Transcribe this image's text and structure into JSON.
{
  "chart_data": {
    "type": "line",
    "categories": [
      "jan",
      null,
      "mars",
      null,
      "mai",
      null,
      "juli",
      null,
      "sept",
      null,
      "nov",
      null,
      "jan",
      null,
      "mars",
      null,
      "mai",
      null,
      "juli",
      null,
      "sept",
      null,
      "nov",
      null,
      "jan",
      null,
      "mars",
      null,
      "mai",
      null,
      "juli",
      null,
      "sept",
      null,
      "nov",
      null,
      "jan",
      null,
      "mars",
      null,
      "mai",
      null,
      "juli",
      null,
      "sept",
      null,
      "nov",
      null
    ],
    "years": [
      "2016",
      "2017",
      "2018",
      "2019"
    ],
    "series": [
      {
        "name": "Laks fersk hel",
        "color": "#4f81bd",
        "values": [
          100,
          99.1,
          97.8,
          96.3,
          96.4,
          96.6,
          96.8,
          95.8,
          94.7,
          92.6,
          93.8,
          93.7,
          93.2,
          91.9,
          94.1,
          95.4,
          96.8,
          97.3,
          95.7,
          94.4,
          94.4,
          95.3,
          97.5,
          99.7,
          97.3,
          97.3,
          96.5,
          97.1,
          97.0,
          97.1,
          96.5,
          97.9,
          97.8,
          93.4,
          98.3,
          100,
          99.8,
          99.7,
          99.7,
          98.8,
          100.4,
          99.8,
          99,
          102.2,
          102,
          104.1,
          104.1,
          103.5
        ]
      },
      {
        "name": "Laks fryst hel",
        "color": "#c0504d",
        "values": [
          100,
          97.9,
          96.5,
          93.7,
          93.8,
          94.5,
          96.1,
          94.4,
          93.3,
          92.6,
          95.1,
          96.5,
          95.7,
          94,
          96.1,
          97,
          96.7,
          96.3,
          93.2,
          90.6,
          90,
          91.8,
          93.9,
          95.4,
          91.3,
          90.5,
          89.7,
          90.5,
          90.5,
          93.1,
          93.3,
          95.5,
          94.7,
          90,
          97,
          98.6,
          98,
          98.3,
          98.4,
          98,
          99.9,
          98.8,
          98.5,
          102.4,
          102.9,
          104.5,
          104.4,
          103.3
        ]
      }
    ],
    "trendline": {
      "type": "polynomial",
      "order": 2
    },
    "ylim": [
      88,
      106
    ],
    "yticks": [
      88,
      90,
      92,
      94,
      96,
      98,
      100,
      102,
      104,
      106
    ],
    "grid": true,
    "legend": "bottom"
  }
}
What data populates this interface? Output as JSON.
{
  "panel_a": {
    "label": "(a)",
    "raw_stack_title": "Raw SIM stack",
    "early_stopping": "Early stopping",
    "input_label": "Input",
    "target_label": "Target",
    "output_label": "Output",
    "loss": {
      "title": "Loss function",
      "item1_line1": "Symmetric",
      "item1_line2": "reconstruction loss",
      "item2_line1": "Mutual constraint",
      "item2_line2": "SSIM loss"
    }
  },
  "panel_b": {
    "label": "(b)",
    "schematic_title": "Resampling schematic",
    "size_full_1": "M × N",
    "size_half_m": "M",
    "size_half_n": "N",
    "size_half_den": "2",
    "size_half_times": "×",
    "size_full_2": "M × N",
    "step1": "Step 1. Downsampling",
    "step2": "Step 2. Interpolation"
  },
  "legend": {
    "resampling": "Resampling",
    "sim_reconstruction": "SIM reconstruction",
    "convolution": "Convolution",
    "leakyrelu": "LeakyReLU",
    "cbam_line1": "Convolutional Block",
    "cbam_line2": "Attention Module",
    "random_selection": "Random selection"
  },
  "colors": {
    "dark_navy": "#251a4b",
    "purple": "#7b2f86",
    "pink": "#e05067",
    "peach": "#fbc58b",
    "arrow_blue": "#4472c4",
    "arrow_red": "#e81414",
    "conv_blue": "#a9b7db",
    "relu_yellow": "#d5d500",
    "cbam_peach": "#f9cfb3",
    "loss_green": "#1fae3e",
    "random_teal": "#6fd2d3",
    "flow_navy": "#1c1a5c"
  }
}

◆ Problem statement
Reproduce the entire listing word for word.

◆ Solution to this problem
Transcribe this image's text and structure into JSON.
{
  "chart_data": {
    "type": "line",
    "categories": [
      "jan",
      null,
      "mars",
      null,
      "mai",
      null,
      "juli",
      null,
      "sept",
      null,
      "nov",
      null,
      "jan",
      null,
      "mars",
      null,
      "mai",
      null,
      "juli",
      null,
      "sept",
      null,
      "nov",
      null,
      "jan",
      null,
      "mars",
      null,
      "mai",
      null,
      "juli",
      null,
      "sept",
      null,
      "nov",
      null,
      "jan",
      null,
      "mars",
      null,
      "mai",
      null,
      "juli",
      null,
      "sept",
      null,
      "nov",
      null
    ],
    "years": [
      "2016",
      "2017",
      "2018",
      "2019"
    ],
    "series": [
      {
        "name": "Laks fersk hel",
        "color": "#4f81bd",
        "values": [
          100,
          99.1,
          97.8,
          96.3,
          96.4,
          96.6,
          96.8,
          95.8,
          94.7,
          92.6,
          93.8,
          93.7,
          93.2,
          91.9,
          94.1,
          95.4,
          96.8,
          97.3,
          95.7,
          94.4,
          94.4,
          95.3,
          97.5,
          99.7,
          97.3,
          97.3,
          96.5,
          97.1,
          97.0,
          97.1,
          96.5,
          97.9,
          97.8,
          93.4,
          98.3,
          100,
          99.8,
          99.7,
          99.7,
          98.8,
          100.4,
          99.8,
          99,
          102.2,
          102,
          104.1,
          104.1,
          103.5
        ]
      },
      {
        "name": "Laks fryst hel",
        "color": "#c0504d",
        "values": [
          100,
          97.9,
          96.5,
          93.7,
          93.8,
          94.5,
          96.1,
          94.4,
          93.3,
          92.6,
          95.1,
          96.5,
          95.7,
          94,
          96.1,
          97,
          96.7,
          96.3,
          93.2,
          90.6,
          90,
          91.8,
          93.9,
          95.4,
          91.3,
          90.5,
          89.7,
          90.5,
          90.5,
          93.1,
          93.3,
          95.5,
          94.7,
          90,
          97,
          98.6,
          98,
          98.3,
          98.4,
          98,
          99.9,
          98.8,
          98.5,
          102.4,
          102.9,
          104.5,
          104.4,
          103.3
        ]
      }
    ],
    "trendline": {
      "type": "polynomial",
      "order": 2
    },
    "ylim": [
      88,
      106
    ],
    "yticks": [
      88,
      90,
      92,
      94,
      96,
      98,
      100,
      102,
      104,
      106
    ],
    "grid": true,
    "legend": "bottom"
  }
}
What data populates this interface? Output as JSON.
{
  "panel_a": {
    "label": "(a)",
    "raw_stack_title": "Raw SIM stack",
    "early_stopping": "Early stopping",
    "input_label": "Input",
    "target_label": "Target",
    "output_label": "Output",
    "loss": {
      "title": "Loss function",
      "item1_line1": "Symmetric",
      "item1_line2": "reconstruction loss",
      "item2_line1": "Mutual constraint",
      "item2_line2": "SSIM loss"
    }
  },
  "panel_b": {
    "label": "(b)",
    "schematic_title": "Resampling schematic",
    "size_full_1": "M × N",
    "size_half_m": "M",
    "size_half_n": "N",
    "size_half_den": "2",
    "size_half_times": "×",
    "size_full_2": "M × N",
    "step1": "Step 1. Downsampling",
    "step2": "Step 2. Interpolation"
  },
  "legend": {
    "resampling": "Resampling",
    "sim_reconstruction": "SIM reconstruction",
    "convolution": "Convolution",
    "leakyrelu": "LeakyReLU",
    "cbam_line1": "Convolutional Block",
    "cbam_line2": "Attention Module",
    "random_selection": "Random selection"
  },
  "colors": {
    "dark_navy": "#251a4b",
    "purple": "#7b2f86",
    "pink": "#e05067",
    "peach": "#fbc58b",
    "arrow_blue": "#4472c4",
    "arrow_red": "#e81414",
    "conv_blue": "#a9b7db",
    "relu_yellow": "#d5d500",
    "cbam_peach": "#f9cfb3",
    "loss_green": "#1fae3e",
    "random_teal": "#6fd2d3",
    "flow_navy": "#1c1a5c"
  }
}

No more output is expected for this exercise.